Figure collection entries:
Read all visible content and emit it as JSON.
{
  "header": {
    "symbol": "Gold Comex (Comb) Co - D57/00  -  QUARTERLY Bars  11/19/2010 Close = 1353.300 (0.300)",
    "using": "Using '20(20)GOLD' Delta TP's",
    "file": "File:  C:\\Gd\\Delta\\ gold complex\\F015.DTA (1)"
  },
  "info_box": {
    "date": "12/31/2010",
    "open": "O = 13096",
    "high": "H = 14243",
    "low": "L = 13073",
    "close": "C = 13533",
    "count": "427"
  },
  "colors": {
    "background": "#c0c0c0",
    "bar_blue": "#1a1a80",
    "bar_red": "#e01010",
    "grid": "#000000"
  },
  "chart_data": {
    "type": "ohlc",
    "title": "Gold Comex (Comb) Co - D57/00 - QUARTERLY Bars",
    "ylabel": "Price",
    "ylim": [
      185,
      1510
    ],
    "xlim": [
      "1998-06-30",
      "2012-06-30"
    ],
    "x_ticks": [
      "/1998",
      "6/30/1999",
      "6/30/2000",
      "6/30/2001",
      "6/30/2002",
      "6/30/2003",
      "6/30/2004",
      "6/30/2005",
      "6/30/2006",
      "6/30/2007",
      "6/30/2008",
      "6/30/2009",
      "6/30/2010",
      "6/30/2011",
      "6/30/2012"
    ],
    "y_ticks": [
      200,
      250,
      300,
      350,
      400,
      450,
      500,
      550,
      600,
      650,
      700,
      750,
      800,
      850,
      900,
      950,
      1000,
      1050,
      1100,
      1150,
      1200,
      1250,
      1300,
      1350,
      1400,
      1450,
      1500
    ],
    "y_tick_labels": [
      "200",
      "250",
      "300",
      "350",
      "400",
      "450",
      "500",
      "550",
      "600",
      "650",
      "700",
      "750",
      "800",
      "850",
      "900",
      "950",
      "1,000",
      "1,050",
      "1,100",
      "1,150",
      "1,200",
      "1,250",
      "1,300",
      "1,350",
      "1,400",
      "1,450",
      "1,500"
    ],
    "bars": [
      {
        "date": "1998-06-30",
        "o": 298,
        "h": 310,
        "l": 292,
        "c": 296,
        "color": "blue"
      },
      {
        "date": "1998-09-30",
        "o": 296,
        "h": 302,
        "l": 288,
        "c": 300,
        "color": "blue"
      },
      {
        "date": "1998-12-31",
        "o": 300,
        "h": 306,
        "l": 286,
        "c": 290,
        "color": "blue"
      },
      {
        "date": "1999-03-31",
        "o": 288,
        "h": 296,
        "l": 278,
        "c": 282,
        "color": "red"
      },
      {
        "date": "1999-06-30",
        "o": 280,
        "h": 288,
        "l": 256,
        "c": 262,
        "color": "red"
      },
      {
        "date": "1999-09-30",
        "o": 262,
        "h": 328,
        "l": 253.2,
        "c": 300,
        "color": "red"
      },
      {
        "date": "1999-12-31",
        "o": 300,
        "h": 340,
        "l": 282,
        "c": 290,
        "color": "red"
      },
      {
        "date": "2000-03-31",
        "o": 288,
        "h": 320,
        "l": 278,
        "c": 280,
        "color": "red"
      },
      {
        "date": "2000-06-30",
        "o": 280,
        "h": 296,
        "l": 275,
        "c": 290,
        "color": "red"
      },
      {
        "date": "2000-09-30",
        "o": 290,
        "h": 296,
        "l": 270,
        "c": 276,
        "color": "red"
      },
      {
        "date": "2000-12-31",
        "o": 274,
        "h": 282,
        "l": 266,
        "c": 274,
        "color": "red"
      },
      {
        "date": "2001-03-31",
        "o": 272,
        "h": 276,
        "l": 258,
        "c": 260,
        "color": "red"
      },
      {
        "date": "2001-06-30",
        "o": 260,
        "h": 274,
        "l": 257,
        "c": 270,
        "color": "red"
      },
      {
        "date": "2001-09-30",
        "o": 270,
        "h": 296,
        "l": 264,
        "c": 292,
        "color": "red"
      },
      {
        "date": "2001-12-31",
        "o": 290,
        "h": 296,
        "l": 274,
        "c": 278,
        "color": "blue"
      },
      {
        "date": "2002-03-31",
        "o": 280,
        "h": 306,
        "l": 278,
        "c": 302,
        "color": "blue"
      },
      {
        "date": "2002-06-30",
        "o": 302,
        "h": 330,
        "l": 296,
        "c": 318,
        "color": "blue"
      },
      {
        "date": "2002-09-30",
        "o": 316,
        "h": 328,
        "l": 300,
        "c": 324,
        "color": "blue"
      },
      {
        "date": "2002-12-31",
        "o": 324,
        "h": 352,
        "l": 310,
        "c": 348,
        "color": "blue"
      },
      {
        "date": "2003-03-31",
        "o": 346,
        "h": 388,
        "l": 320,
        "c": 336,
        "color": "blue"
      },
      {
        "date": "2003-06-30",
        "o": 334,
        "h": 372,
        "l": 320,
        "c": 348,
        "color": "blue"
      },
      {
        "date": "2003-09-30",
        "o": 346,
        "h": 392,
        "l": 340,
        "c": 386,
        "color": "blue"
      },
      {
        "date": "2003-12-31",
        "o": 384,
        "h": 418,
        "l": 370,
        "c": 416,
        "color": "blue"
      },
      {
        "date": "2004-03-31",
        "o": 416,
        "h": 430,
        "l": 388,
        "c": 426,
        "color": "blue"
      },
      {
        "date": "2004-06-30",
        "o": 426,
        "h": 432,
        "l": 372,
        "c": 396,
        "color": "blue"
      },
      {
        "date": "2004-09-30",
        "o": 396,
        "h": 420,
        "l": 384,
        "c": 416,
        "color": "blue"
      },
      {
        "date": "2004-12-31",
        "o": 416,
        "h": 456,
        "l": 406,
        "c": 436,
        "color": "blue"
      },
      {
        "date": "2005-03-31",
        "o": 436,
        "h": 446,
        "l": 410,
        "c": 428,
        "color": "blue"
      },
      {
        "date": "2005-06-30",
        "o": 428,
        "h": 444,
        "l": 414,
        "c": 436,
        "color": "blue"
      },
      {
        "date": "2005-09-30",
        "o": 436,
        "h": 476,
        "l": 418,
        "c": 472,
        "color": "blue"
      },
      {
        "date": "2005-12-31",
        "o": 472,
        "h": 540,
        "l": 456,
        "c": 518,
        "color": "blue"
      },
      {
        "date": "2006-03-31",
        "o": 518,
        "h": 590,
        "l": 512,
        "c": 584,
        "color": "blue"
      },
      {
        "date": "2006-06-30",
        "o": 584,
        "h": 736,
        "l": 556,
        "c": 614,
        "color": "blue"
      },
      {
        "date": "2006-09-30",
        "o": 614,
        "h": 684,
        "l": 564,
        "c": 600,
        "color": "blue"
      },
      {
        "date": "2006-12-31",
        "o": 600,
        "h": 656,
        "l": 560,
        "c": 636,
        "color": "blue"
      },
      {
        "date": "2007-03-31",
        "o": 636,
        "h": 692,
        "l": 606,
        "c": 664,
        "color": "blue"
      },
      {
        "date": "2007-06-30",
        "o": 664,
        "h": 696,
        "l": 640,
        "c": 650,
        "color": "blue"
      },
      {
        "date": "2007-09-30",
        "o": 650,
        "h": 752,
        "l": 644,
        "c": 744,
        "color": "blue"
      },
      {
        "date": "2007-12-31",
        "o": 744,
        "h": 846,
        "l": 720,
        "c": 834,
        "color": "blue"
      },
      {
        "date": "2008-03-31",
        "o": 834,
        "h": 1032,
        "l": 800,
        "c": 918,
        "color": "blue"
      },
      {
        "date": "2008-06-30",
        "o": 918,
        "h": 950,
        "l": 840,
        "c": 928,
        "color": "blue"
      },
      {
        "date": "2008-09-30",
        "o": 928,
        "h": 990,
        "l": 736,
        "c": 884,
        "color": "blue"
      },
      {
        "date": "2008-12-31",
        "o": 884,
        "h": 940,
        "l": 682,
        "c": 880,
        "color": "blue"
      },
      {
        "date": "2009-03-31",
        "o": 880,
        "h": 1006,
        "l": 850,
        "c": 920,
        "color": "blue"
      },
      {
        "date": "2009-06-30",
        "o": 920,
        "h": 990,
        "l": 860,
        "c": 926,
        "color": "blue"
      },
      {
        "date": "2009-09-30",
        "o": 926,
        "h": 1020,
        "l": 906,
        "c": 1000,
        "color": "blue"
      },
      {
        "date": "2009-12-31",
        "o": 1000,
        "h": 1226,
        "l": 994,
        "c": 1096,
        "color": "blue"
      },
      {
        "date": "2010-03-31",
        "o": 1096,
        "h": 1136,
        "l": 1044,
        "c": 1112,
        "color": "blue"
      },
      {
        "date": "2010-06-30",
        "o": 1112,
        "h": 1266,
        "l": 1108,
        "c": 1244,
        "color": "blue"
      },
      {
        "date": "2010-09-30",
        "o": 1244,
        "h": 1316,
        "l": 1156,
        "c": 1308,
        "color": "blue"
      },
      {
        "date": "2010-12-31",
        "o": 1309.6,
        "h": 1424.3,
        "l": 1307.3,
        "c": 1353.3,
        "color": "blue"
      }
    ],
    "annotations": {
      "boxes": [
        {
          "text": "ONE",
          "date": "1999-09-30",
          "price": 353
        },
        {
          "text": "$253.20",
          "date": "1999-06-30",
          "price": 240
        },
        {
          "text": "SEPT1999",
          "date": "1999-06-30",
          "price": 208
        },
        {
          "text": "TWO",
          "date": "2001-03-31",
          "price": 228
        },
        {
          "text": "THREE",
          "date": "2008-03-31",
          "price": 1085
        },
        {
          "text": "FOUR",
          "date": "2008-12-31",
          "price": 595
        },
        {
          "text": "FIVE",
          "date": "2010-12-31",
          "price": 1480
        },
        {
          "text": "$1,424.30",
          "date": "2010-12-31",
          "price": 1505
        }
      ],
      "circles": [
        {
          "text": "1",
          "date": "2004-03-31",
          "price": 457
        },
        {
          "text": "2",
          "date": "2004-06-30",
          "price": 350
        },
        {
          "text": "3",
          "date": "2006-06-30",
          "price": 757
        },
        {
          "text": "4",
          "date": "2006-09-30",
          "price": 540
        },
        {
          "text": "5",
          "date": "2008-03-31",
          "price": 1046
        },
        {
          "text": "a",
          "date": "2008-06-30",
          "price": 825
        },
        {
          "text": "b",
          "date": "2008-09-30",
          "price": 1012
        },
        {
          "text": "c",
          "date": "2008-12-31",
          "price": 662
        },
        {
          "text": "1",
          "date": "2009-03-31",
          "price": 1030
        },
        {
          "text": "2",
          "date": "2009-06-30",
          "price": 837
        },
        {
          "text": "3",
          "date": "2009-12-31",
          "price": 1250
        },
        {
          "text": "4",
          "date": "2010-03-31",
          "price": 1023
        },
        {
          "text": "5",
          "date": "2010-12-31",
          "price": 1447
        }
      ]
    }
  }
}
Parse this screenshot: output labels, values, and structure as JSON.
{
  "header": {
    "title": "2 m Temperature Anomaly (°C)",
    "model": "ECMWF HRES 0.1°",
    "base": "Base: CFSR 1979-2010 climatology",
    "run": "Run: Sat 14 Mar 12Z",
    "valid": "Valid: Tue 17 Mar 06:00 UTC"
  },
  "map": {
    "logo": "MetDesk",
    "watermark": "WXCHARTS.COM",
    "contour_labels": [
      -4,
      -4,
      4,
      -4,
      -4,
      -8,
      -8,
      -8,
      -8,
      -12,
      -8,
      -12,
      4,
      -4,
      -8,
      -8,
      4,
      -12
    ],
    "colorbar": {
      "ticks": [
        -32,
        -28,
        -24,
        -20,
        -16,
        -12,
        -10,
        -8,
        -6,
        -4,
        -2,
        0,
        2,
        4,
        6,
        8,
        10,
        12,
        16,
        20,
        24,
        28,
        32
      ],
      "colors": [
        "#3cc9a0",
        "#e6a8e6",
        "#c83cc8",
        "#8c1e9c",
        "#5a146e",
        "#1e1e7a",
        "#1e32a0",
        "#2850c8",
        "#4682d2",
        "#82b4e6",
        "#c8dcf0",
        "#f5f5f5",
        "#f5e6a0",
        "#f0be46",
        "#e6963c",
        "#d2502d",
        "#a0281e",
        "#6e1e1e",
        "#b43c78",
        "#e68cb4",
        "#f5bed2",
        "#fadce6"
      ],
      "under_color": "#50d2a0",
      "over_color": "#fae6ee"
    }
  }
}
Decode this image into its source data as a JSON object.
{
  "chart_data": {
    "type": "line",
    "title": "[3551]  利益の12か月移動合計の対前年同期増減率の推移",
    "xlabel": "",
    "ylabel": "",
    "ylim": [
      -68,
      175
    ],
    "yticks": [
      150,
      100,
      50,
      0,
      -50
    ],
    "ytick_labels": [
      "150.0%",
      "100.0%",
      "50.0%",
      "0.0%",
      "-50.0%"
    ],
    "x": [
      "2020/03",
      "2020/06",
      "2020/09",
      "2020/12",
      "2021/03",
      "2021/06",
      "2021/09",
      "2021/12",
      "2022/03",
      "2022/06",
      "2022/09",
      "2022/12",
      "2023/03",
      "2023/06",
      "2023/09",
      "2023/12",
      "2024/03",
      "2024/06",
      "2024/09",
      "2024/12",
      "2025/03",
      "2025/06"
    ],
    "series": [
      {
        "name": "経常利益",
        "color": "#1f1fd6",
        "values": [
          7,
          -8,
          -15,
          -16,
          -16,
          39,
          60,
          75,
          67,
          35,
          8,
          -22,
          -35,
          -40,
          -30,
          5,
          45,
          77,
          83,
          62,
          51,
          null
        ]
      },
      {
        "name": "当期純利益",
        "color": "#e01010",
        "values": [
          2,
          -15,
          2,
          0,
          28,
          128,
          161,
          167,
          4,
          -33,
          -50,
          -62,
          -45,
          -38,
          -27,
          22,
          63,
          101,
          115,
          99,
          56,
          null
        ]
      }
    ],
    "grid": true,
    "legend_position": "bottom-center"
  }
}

*Task to carry out*:
For the entries above, count the lines that contain the string "title", and state that number without further comment.

*Full solution*:
3